原文节选 ▸
•••••
当目标拍摄物在主设备的拍摄视野外时,将第一时延作为主音频信号与所述第二附加音频信号之间的目标时延,根据第一时延,将第二附加音频信号与主音频信号在时域上对齐,得到第一附加音频信号。
图1中的延迟补偿器可以根据上述第一延迟,将第二附加音频信号与主音频信号进行时间域上的在时域上对齐,得到第一附加音频信号。
318、根据主设备的拍摄视野,对主音频信号在拍摄视野以内区域进行空间滤波,得到聚焦音频信号。
319、将第一附加音频信号作为参考信号,对聚焦音频信号进行自适应滤波处理,得到目标音频信号。
当目标拍摄物处于拍摄视野范围内时,由于已经通过附加音频信号获得了高质量的特写音频信号,空间滤波的主要目的是为了获得更纯净的环境音频信号,因此空间滤波的目标区域是拍摄视野范围之外,得到的信号在以下称为反向聚焦音频信号;而当目标拍摄物处于拍摄视野范围之外时,由于需要通过空间滤波来获得拍摄视野内的特写音频信号,因此空间滤波的目标区域即是拍摄视野范围,得到的信号在以下称为聚焦音频信号。
进一步的,在进行空间滤波时,结合了主设备的拍摄视野,可以跟随主设备的拍摄视野的变化,使得对局部音频信号进行了定向增强。
•••••
数据集 ▸
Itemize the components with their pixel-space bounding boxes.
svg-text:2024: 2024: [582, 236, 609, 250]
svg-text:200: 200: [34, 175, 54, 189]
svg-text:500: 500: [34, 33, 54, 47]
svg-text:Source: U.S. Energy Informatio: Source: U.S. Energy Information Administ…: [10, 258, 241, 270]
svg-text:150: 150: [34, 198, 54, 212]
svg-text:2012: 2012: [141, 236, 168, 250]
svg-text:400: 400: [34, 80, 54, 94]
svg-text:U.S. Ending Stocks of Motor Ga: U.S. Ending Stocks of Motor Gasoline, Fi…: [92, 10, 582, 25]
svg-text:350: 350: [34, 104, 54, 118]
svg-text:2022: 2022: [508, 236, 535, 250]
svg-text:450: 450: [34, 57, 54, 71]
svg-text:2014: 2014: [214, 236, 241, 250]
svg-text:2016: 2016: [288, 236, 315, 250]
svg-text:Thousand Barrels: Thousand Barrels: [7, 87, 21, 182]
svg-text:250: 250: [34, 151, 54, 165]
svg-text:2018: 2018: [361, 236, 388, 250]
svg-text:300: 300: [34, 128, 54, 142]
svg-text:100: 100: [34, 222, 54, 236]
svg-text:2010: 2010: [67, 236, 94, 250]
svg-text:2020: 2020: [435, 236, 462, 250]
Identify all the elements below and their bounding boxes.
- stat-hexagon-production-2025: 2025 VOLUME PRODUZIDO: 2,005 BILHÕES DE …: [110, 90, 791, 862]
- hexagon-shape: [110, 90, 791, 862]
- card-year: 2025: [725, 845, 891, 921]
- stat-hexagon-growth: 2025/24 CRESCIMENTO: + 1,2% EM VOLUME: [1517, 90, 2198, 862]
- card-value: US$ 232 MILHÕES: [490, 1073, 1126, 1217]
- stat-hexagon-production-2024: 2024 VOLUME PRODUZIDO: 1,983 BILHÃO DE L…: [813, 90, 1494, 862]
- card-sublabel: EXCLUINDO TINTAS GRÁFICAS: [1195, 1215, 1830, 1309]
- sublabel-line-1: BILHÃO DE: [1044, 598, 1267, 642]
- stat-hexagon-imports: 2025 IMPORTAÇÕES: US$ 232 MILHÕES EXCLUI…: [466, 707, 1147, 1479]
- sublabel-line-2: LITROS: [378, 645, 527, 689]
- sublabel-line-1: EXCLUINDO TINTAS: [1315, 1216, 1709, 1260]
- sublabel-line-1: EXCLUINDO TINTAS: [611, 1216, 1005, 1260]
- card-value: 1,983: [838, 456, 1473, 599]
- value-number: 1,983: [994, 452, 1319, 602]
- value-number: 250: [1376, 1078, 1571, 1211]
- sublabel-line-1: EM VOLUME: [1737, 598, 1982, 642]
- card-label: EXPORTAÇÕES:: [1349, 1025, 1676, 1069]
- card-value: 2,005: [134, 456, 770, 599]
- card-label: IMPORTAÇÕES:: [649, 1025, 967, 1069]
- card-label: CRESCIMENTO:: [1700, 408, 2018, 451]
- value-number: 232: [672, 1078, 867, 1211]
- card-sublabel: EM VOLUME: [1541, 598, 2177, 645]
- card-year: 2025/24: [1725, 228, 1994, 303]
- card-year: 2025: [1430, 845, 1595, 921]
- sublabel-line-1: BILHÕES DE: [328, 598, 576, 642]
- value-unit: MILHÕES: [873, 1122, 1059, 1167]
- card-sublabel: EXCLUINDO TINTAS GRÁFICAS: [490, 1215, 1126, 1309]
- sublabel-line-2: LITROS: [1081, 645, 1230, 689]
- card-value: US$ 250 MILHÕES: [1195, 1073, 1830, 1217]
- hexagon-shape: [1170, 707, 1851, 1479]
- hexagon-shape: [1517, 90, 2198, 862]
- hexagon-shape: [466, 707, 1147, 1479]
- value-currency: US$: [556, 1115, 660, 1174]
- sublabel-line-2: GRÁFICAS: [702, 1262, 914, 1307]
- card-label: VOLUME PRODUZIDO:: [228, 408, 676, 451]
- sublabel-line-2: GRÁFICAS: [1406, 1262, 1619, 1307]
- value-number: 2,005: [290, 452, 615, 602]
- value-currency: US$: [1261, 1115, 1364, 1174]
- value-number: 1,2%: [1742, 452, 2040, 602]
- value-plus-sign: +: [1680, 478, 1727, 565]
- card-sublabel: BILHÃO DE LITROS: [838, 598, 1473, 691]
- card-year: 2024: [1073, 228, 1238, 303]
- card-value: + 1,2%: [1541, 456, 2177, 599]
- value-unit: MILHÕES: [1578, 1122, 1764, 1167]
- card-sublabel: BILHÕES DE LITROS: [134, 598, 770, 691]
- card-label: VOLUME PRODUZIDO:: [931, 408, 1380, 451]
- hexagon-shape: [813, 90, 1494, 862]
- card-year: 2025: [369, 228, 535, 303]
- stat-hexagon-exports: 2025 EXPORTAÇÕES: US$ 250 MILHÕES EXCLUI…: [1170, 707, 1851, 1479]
•••••
任务说明 ▸
(a) 请将音频处理节选中从“图1中的延迟补偿器可以根据上”一直到“信号在以下称为聚焦音频信号。”的这段文字一字不差地抄写下来。
(b) 请接着音频处理节选的最后一句往下写，补出后续内容。
这些条目与音频处理节选的内容毫无关联。

参考答案 ▸
(a)
图1中的延迟补偿器可以根据上述第一延迟,将第二附加音频信号与主音频信号进行时间域上的在时域上对齐,得到第一附加音频信号。
318、根据主设备的拍摄视野,对主音频信号在拍摄视野以内区域进行空间滤波,得到聚焦音频信号。
319、将第一附加音频信号作为参考信号,对聚焦音频信号进行自适应滤波处理,得到目标音频信号。
当目标拍摄物处于拍摄视野范围内时,由于已经通过附加音频信号获得了高质量的特写音频信号,空间滤波的主要目的是为了获得更纯净的环境音频信号,因此空间滤波的目标区域是拍摄视野范围之外,得到的信号在以下称为反向聚焦音频信号;而当目标拍摄物处于拍摄视野范围之外时,由于需要通过空间滤波来获得拍摄视野内的特写音频信号,因此空间滤波的目标区域即是拍摄视野范围,得到的信号在以下称为聚焦音频信号。

(b)
图1中,两组自适应滤波器分别作用于聚焦音频信号和附加音频信号。根据目标在拍摄视野中的变化,只启用其中的一组自适应滤波器。当目标在拍摄视野中时,作用于附加音频信号上的自适应滤波器被启动,反向聚焦音频信号被作为参考信号输入,以从附加音频信号中进一步抑制环境声,使得目标拍 摄物附近的声音更为突出。当目标在拍摄视野以外时,作用于聚焦音频信号上的自适应滤波器被启动,附加音频信号被作为参考信号输入,以从聚焦音频信号中进一步抑制拍摄视野以外的声音。自适应滤波的方法可以是最小均方误差(LMS,Least Mean Square)等。
320、根据目标距离和目标方位角,生成第二多通道传递函数。
321、根据第二多通道传递函数对目标音频信号进行多通道渲染,得到目标多通道音频信号。
322、根据主设备的拍摄参数,确定环境多通道音频信号的第一增益和目标多通道音频信号的第二增益。
323、根据第一增益与第二增益,将环境多通道音频信号和目标多通道音频信号进行混合,得到混合多通道音频信号。
图1中,一个混合增益控制器可以根据用户的拍摄视野决定混合增益,也即两组信号在混合信号中所占的比例。例如,当增加相机的缩放等级,也即缩小拍摄视野时,环境双耳音频信号的增益会减小,而附加双耳音频信号(即当目标拍摄物在视野范围内时,确定的目标多通道音频信号)或聚焦双耳音频信号(即当目标拍摄物在视野范围外时,确定的目标多通道音频信号)的增益会增加。这样在视频的拍摄视野聚焦到指定区域的同时,音频也会聚焦到指定的区域。
本发明实施例中,根据主设备的拍摄参数(如相机的缩放等级),确定拍摄视野的大小,并以此来确定环境多通道音频信号的第一增益和目标多通道音频信号的第二增益,使得在视频的拍摄视野聚焦到指定区域的同时,音频也会聚焦到指定的区域,从而可以营造一种“身临其境,声随像动”的效果。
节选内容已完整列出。